> [Short exercise]: Express the rows as a JSON list of strings, one string per line, with blank lines omitted. Begin at the line containing "double-check-icon: ✓✓ bbox=[366, 294, 383, 308]" and stop after the line containing "member-count: 59 members", covering nothing else.

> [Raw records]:
^^^^^^^^^^^^^^^^

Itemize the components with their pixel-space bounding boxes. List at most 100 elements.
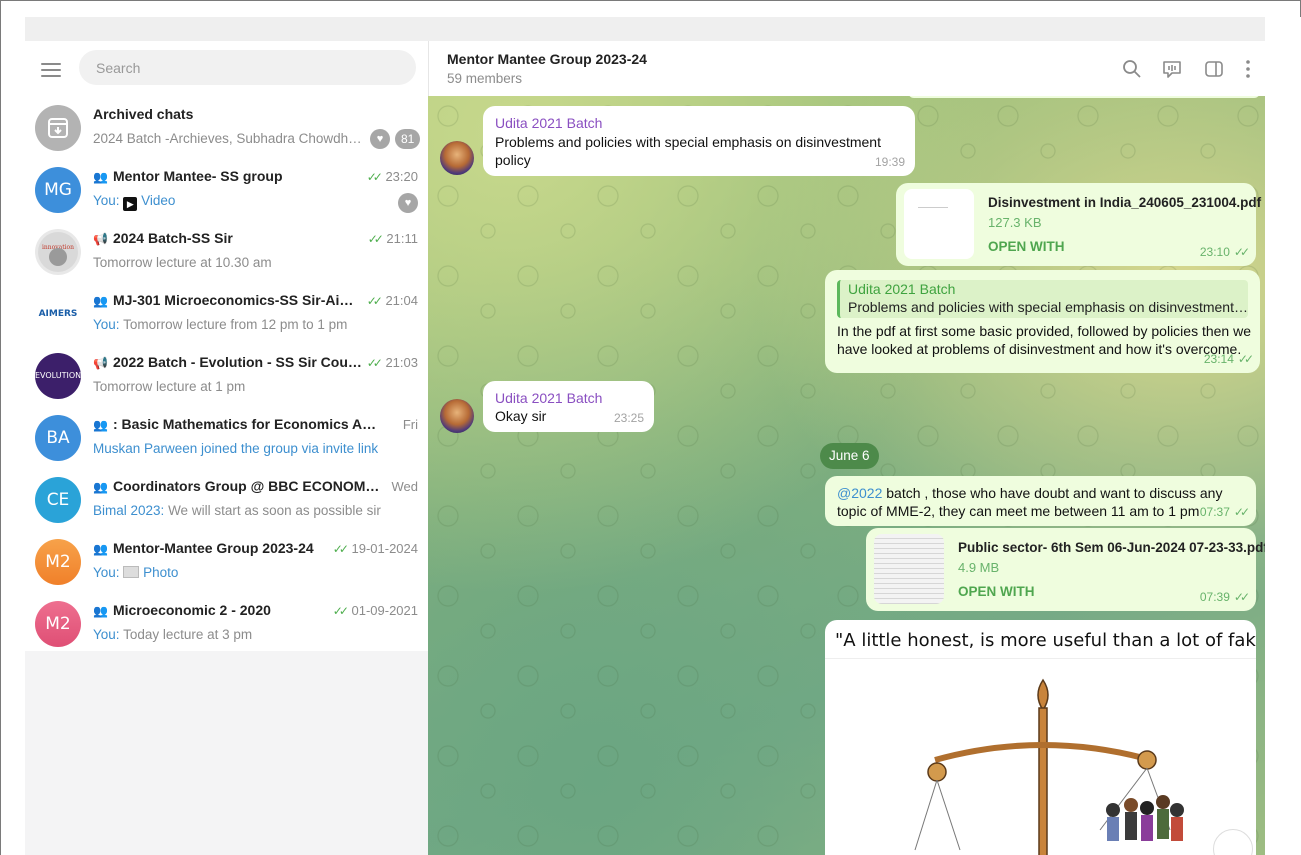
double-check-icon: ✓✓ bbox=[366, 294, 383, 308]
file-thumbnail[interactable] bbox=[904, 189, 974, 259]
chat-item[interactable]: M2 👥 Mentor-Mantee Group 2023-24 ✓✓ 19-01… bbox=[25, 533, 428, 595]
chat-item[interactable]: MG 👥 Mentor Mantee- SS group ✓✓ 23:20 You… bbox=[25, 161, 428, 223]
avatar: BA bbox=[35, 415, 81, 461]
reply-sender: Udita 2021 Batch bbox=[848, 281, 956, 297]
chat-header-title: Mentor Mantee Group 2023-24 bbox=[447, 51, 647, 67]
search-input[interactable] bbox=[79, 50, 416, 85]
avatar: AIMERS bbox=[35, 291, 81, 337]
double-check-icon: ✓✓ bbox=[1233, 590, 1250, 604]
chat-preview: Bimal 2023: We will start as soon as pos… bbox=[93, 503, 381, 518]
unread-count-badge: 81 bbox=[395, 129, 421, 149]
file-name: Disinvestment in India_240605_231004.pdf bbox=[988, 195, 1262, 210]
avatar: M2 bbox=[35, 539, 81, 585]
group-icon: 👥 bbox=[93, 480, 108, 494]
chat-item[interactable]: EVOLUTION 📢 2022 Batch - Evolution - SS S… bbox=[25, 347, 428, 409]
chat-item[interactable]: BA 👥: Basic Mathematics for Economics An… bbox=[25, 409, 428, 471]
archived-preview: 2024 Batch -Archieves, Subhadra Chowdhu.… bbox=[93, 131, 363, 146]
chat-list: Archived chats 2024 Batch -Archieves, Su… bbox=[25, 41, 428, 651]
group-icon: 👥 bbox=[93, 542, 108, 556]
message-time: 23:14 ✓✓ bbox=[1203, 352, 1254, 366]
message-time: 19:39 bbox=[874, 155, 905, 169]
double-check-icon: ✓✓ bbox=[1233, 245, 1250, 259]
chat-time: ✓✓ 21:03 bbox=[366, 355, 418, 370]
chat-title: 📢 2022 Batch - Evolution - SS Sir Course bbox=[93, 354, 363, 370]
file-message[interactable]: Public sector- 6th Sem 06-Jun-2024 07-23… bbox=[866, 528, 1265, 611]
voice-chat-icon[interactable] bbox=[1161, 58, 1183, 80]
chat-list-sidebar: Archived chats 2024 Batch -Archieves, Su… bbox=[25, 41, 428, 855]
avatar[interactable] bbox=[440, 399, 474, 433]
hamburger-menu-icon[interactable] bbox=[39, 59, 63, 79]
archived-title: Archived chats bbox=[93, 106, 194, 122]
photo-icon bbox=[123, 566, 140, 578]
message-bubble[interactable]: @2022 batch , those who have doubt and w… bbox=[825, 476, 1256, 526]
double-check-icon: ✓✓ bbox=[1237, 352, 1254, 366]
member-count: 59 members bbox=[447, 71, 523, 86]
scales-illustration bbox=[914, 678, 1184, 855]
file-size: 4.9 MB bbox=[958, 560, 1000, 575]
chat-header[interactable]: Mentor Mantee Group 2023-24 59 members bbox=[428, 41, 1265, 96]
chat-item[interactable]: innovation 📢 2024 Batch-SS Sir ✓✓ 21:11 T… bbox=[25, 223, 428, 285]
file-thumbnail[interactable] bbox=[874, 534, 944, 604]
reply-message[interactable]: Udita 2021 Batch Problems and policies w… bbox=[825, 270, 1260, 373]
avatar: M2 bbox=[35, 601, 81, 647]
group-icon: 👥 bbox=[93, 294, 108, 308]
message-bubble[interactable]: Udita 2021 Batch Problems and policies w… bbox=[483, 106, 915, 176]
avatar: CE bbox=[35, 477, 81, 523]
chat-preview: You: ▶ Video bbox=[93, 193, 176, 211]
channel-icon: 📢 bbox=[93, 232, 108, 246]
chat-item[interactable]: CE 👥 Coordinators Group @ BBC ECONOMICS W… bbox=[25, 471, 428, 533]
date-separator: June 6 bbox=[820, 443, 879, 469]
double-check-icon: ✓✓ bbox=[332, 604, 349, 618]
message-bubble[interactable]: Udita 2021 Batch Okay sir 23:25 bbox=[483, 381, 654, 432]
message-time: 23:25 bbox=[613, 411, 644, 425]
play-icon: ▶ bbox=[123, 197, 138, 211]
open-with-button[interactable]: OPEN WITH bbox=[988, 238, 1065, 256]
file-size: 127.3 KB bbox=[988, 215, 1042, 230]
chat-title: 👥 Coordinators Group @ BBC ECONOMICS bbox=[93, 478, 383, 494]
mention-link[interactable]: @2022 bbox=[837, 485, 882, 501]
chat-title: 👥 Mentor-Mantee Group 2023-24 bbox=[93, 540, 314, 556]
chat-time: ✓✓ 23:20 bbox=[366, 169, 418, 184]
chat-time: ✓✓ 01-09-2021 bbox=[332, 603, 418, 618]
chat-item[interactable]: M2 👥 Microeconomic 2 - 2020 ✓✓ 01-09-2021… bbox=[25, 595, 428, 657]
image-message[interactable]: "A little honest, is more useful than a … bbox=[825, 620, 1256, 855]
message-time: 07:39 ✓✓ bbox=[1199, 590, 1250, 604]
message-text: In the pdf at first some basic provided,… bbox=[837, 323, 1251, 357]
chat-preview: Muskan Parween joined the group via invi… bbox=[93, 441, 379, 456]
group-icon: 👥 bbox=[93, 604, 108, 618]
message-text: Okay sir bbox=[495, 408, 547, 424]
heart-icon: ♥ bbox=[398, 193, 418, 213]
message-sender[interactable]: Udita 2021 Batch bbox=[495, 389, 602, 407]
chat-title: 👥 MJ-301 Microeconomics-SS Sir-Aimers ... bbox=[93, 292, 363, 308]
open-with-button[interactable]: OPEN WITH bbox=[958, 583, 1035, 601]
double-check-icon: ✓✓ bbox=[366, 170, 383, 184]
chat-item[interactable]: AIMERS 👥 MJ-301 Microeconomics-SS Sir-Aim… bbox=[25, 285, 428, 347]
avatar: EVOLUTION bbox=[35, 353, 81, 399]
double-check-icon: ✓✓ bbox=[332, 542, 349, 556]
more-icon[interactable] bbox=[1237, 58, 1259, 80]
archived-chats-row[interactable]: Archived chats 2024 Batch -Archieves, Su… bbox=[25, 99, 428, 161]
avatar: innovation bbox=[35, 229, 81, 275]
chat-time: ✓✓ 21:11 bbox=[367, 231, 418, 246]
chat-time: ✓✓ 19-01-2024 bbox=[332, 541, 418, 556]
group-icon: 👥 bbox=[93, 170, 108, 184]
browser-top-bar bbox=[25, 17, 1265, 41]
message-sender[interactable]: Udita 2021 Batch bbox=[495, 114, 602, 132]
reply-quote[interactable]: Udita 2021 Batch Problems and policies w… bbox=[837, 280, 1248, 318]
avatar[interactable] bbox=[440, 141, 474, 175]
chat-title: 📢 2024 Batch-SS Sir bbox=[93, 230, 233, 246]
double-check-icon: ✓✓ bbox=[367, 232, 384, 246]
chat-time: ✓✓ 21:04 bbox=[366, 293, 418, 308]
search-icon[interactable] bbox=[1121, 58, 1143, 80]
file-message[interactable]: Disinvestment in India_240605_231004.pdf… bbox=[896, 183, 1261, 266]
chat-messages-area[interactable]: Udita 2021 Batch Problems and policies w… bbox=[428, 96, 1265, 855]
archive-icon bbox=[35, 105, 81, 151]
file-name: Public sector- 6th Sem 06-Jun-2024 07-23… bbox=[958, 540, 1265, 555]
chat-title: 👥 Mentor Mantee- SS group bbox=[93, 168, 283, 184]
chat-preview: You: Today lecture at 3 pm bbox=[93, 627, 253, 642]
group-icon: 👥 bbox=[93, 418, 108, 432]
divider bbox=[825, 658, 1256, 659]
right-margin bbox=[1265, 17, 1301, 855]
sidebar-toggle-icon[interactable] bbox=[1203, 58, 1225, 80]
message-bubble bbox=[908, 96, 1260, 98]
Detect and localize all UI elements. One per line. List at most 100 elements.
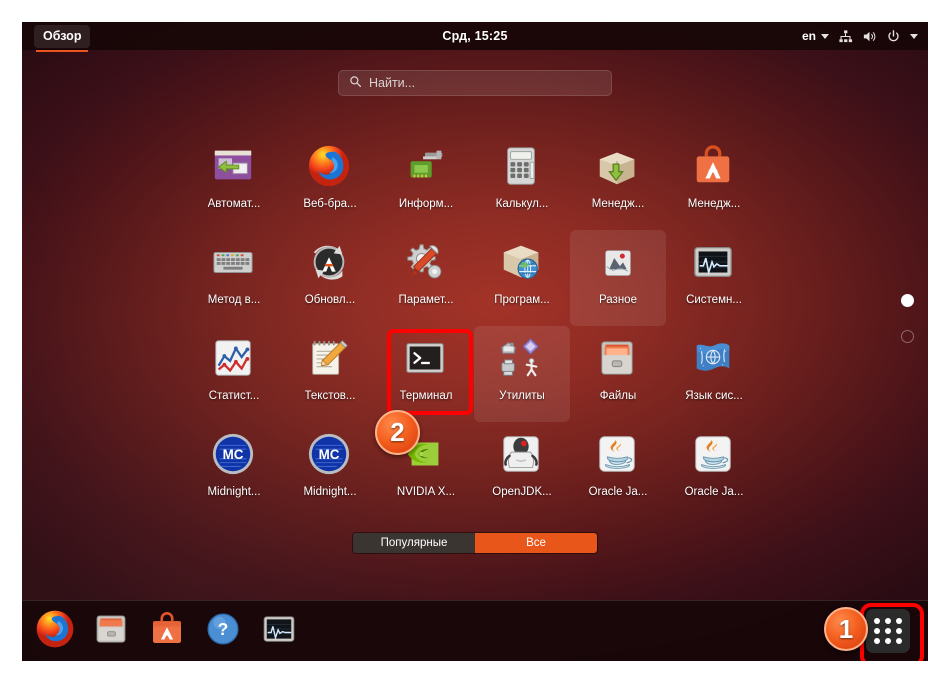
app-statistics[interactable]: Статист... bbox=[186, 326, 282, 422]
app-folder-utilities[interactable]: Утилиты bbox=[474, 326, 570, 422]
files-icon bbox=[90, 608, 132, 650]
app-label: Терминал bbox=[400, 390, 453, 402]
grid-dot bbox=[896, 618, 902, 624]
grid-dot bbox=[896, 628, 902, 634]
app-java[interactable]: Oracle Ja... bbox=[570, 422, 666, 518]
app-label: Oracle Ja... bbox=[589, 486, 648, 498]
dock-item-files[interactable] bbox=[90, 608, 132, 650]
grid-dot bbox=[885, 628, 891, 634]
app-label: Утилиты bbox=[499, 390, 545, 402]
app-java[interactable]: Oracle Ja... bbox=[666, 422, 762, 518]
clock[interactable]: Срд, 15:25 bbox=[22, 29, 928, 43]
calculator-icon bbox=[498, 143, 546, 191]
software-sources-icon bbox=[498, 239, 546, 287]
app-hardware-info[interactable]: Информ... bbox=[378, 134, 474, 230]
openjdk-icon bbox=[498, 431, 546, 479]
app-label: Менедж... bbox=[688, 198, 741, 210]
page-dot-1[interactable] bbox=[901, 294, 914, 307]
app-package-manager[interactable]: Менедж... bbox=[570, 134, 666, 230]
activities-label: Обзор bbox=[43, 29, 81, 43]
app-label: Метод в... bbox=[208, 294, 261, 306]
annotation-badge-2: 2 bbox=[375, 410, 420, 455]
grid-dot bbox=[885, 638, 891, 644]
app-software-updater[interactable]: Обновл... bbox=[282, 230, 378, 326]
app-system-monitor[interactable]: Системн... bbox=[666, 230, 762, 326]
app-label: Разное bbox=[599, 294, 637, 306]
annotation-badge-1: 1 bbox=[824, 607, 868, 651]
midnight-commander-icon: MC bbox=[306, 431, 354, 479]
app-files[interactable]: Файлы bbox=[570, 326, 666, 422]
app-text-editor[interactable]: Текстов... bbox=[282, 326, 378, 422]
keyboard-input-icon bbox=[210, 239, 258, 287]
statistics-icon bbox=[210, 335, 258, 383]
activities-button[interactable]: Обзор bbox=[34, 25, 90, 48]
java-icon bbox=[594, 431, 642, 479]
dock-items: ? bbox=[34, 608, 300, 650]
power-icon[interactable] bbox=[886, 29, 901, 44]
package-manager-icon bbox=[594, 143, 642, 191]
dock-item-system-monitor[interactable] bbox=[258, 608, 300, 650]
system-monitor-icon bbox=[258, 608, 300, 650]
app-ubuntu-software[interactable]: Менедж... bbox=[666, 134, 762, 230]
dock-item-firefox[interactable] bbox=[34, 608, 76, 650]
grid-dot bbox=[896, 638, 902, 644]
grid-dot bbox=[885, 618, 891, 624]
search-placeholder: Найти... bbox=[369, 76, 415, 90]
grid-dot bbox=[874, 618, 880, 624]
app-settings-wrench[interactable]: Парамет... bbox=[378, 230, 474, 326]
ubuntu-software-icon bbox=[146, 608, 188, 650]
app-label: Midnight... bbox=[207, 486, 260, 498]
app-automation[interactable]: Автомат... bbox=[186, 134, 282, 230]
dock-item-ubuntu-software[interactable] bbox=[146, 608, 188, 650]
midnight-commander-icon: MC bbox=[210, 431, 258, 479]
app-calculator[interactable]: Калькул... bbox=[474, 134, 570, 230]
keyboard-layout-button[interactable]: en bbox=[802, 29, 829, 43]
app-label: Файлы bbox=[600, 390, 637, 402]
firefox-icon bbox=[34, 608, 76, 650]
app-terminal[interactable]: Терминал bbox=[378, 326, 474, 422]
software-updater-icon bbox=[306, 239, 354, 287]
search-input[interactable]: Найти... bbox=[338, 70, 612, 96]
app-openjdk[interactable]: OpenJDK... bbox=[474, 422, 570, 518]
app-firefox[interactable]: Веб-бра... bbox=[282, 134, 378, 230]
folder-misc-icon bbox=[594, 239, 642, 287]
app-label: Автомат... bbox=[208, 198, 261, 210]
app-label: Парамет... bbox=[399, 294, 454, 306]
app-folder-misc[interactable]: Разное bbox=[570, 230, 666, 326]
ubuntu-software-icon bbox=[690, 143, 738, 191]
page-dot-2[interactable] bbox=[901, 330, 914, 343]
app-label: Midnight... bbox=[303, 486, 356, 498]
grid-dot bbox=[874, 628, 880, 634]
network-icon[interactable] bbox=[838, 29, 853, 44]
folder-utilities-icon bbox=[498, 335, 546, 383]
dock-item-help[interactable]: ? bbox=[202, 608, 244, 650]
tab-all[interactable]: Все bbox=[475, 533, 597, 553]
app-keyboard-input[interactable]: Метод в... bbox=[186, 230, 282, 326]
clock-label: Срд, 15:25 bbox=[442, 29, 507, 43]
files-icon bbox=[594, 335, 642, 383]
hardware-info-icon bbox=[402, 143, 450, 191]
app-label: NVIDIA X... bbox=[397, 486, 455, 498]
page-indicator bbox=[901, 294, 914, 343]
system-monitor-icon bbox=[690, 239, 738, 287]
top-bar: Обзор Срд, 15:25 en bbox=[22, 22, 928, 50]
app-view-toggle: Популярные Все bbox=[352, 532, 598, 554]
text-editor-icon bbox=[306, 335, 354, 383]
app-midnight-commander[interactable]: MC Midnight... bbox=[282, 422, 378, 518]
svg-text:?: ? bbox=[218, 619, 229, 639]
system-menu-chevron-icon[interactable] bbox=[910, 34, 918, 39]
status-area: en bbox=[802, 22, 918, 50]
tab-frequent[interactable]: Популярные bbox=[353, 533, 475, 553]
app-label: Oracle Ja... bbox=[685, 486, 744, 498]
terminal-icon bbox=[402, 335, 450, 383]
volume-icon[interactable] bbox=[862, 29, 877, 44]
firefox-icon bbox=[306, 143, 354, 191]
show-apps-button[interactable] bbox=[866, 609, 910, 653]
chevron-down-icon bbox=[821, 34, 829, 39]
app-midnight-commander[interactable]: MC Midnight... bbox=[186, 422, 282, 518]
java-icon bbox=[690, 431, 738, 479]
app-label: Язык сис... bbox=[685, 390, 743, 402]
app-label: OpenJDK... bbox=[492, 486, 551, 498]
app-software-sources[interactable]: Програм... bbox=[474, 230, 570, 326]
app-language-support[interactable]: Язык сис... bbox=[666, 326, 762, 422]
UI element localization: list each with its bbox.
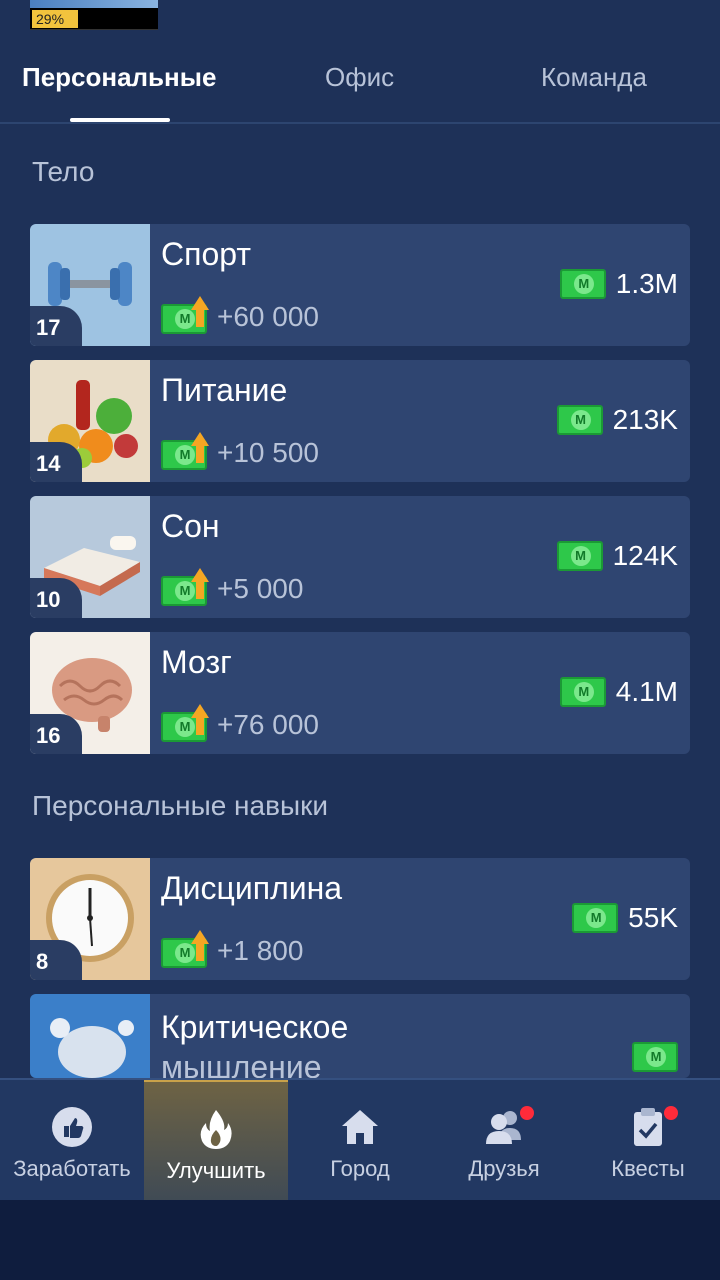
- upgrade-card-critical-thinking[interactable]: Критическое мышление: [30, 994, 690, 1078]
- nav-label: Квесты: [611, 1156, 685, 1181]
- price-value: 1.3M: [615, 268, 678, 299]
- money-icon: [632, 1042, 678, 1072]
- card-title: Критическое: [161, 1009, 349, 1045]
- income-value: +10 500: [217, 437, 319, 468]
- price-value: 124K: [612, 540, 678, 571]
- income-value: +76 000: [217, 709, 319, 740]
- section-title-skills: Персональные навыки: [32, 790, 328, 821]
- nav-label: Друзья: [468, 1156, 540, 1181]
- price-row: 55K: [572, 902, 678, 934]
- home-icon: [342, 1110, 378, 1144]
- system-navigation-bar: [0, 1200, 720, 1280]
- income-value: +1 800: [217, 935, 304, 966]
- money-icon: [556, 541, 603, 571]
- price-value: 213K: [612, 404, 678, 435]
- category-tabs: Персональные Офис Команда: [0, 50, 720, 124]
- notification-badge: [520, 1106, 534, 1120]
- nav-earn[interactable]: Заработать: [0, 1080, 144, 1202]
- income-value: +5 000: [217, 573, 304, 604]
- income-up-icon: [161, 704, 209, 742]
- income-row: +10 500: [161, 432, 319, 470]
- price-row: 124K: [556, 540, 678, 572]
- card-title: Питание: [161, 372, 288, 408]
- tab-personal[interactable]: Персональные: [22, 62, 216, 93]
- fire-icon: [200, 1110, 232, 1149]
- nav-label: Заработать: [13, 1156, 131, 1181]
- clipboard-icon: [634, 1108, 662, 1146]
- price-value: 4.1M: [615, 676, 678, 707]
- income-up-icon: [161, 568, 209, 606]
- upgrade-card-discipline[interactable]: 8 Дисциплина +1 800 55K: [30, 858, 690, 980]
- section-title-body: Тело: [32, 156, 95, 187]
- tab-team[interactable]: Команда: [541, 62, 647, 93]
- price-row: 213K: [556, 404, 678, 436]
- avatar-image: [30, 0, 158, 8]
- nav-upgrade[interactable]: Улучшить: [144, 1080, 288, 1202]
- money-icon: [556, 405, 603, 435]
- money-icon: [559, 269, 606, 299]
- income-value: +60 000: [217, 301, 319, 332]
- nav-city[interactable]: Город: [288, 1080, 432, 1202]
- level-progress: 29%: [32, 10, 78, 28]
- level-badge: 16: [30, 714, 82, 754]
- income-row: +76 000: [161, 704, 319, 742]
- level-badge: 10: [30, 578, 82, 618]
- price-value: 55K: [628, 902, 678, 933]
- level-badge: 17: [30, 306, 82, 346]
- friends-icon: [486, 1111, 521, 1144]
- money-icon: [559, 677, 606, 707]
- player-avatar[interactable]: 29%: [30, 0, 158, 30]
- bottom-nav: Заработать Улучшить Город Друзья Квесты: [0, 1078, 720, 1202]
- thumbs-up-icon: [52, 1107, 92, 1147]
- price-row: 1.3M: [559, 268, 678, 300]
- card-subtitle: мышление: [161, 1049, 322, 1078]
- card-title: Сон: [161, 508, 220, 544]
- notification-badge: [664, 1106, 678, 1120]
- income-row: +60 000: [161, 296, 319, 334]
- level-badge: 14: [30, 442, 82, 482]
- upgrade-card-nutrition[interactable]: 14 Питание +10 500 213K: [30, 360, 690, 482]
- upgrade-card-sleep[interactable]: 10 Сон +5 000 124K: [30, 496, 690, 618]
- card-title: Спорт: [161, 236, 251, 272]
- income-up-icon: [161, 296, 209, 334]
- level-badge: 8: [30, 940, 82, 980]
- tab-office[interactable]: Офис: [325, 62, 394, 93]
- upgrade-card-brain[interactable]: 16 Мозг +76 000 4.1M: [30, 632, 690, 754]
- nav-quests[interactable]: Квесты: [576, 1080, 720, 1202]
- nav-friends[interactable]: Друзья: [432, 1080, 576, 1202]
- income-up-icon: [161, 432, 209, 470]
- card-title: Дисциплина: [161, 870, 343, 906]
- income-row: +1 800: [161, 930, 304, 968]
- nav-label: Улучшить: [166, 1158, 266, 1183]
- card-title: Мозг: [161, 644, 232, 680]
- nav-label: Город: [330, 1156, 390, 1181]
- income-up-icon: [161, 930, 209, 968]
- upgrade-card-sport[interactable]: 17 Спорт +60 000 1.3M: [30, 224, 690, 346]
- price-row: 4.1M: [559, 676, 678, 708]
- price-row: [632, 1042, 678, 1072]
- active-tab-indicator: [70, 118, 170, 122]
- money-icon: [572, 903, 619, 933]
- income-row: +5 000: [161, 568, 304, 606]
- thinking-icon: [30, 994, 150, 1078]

^^^^^^^^^^^^^^^^

> [Answer to the problem]:
[
  "double-check-icon: ✓✓ bbox=[366, 294, 383, 308]",
  "file-thumbnail[interactable] bbox=[904, 189, 974, 259]",
  "chat-item[interactable]: M2 👥 Mentor-Mantee Group 2023-24 ✓✓ 19-01… bbox=[25, 533, 428, 595]",
  "chat-item[interactable]: MG 👥 Mentor Mantee- SS group ✓✓ 23:20 You… bbox=[25, 161, 428, 223]",
  "avatar: BA bbox=[35, 415, 81, 461]",
  "reply-sender: Udita 2021 Batch bbox=[848, 281, 956, 297]",
  "chat-header-title: Mentor Mantee Group 2023-24 bbox=[447, 51, 647, 67]",
  "search-input[interactable] bbox=[79, 50, 416, 85]",
  "avatar: AIMERS bbox=[35, 291, 81, 337]",
  "double-check-icon: ✓✓ bbox=[1233, 590, 1250, 604]",
  "chat-preview: Bimal 2023: We will start as soon as pos… bbox=[93, 503, 381, 518]",
  "unread-count-badge: 81 bbox=[395, 129, 421, 149]",
  "file-name: Disinvestment in India_240605_231004.pdf bbox=[988, 195, 1262, 210]",
  "avatar: M2 bbox=[35, 539, 81, 585]",
  "group-icon: 👥 bbox=[93, 480, 108, 494]",
  "chat-item[interactable]: EVOLUTION 📢 2022 Batch - Evolution - SS S… bbox=[25, 347, 428, 409]",
  "chat-item[interactable]: BA 👥: Basic Mathematics for Economics An… bbox=[25, 409, 428, 471]",
  "archived-preview: 2024 Batch -Archieves, Subhadra Chowdhu.… bbox=[93, 131, 363, 146]",
  "chat-list: Archived chats 2024 Batch -Archieves, Su… bbox=[25, 41, 428, 651]",
  "group-icon: 👥 bbox=[93, 542, 108, 556]",
  "message-time: 23:14 ✓✓ bbox=[1203, 352, 1254, 366]",
  "message-time: 19:39 bbox=[874, 155, 905, 169]",
  "double-check-icon: ✓✓ bbox=[1233, 245, 1250, 259]",
  "chat-time: ✓✓ 21:03 bbox=[366, 355, 418, 370]",
  "chat-title: 📢 2022 Batch - Evolution - SS Sir Course bbox=[93, 354, 363, 370]",
  "file-message[interactable]: Public sector- 6th Sem 06-Jun-2024 07-23… bbox=[866, 528, 1265, 611]",
  "voice-chat-icon[interactable] bbox=[1161, 58, 1183, 80]",
  "chat-list-sidebar: Archived chats 2024 Batch -Archieves, Su… bbox=[25, 41, 428, 855]",
  "avatar[interactable] bbox=[440, 399, 474, 433]",
  "hamburger-menu-icon[interactable] bbox=[39, 59, 63, 79]",
  "archived-title: Archived chats bbox=[93, 106, 194, 122]",
  "photo-icon bbox=[123, 566, 140, 578]",
  "message-bubble[interactable]: @2022 batch , those who have doubt and w… bbox=[825, 476, 1256, 526]",
  "double-check-icon: ✓✓ bbox=[1237, 352, 1254, 366]",
  "member-count: 59 members bbox=[447, 71, 523, 86]"
]